[Records to process start]

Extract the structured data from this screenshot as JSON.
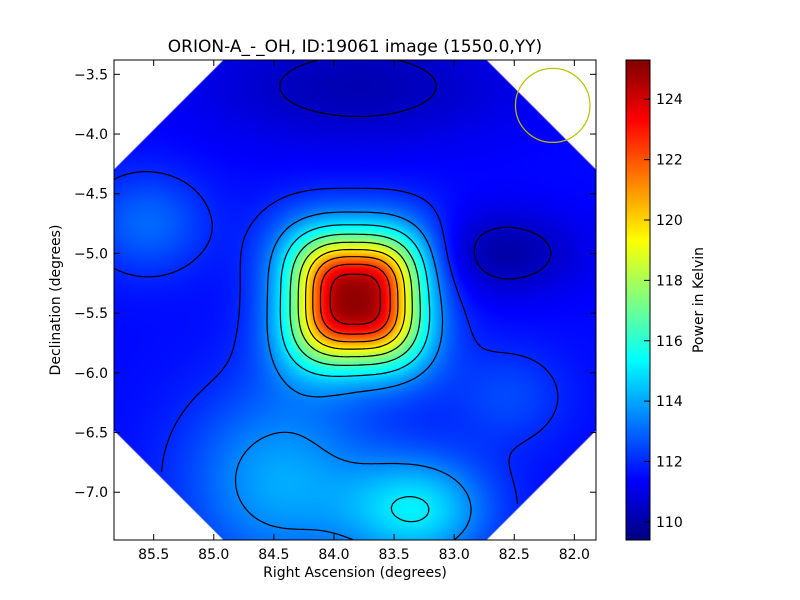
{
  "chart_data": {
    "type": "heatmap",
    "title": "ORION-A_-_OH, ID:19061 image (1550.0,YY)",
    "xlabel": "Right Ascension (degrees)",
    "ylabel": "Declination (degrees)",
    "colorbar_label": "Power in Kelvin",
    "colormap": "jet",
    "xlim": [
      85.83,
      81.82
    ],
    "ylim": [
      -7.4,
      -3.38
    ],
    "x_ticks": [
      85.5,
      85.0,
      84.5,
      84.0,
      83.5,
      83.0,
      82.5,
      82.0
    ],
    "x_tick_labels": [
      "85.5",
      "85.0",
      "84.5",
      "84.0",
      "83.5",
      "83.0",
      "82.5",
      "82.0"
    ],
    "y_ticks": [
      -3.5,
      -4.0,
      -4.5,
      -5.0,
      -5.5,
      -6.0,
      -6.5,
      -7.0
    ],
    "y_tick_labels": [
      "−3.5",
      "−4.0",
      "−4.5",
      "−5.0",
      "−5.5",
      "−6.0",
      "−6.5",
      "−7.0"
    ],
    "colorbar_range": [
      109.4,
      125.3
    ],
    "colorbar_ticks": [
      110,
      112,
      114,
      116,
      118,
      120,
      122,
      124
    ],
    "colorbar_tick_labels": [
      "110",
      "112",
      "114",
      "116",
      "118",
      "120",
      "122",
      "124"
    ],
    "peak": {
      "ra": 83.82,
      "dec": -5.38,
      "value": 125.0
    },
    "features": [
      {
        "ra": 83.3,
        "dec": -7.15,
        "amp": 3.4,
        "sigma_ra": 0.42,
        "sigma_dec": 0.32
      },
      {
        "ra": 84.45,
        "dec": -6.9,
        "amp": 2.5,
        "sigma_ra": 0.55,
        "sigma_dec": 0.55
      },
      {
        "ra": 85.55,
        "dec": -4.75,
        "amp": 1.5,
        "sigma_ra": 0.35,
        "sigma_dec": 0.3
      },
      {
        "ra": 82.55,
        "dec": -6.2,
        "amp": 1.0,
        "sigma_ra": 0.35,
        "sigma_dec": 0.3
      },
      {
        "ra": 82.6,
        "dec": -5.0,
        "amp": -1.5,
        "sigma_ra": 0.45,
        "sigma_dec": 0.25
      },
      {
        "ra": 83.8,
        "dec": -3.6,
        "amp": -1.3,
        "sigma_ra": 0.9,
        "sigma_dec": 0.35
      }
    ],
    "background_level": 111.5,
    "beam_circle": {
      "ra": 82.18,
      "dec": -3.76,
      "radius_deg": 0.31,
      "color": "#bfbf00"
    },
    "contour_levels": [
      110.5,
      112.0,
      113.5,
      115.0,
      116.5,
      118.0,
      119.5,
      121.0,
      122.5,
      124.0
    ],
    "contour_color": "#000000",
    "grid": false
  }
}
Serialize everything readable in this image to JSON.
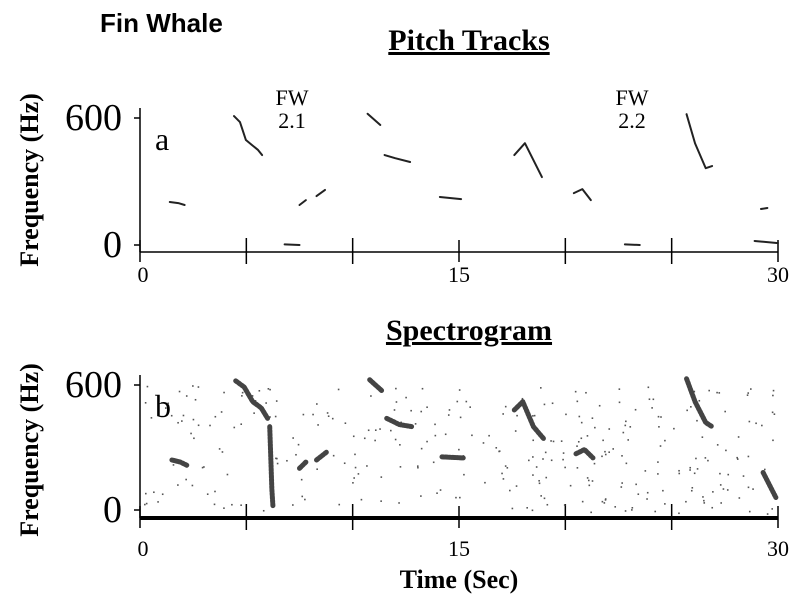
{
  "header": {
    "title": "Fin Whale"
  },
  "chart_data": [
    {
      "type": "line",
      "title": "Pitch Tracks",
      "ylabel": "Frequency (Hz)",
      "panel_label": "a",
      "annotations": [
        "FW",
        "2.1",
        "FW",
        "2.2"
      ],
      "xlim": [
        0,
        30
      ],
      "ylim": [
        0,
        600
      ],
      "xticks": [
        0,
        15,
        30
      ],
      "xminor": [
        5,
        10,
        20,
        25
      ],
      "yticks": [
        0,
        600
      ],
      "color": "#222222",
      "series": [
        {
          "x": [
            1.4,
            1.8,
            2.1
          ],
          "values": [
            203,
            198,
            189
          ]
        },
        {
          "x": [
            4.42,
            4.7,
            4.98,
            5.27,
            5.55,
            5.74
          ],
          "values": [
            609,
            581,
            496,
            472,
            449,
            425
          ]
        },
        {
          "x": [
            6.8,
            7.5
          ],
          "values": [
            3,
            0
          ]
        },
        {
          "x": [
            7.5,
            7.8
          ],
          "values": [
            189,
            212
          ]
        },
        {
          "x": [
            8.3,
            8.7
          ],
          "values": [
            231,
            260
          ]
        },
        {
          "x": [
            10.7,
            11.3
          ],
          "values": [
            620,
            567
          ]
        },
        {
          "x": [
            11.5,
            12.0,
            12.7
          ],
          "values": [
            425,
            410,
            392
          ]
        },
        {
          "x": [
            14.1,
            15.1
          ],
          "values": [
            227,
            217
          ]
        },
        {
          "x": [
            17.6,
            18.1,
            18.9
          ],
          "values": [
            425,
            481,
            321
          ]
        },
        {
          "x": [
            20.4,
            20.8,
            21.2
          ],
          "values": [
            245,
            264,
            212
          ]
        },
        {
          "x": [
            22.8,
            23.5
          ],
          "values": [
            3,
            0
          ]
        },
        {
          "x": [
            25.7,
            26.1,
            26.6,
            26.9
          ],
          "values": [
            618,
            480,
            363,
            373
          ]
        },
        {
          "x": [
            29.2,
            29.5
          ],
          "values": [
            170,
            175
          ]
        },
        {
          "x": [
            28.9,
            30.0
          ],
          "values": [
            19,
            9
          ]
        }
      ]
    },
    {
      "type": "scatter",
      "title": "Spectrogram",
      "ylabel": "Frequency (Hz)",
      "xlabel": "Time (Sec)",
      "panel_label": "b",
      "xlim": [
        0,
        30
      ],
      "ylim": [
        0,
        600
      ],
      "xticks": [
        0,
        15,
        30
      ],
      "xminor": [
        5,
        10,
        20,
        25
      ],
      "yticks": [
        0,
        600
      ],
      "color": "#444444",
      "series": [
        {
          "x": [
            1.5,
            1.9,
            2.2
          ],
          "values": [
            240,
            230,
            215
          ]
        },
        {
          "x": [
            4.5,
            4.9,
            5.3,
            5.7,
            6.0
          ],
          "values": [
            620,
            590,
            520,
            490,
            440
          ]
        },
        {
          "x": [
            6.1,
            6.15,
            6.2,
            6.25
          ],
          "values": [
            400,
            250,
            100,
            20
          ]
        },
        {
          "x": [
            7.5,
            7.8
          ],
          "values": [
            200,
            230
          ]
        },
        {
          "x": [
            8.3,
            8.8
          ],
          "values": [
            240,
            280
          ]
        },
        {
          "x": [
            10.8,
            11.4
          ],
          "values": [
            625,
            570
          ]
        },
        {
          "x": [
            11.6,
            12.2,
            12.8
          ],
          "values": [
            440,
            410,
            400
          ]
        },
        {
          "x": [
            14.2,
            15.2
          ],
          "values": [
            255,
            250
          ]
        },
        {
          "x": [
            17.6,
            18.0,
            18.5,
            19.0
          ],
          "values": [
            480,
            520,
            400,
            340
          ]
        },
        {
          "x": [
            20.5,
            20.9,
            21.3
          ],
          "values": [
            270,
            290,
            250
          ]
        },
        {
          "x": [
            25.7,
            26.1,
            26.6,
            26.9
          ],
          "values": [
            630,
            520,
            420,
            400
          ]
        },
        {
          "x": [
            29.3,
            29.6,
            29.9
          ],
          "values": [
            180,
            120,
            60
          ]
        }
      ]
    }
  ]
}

[Records to process end]

> **Problem details**
Count the lines in the records above that hold the word "type", and give only that number.

> **Task answer**
3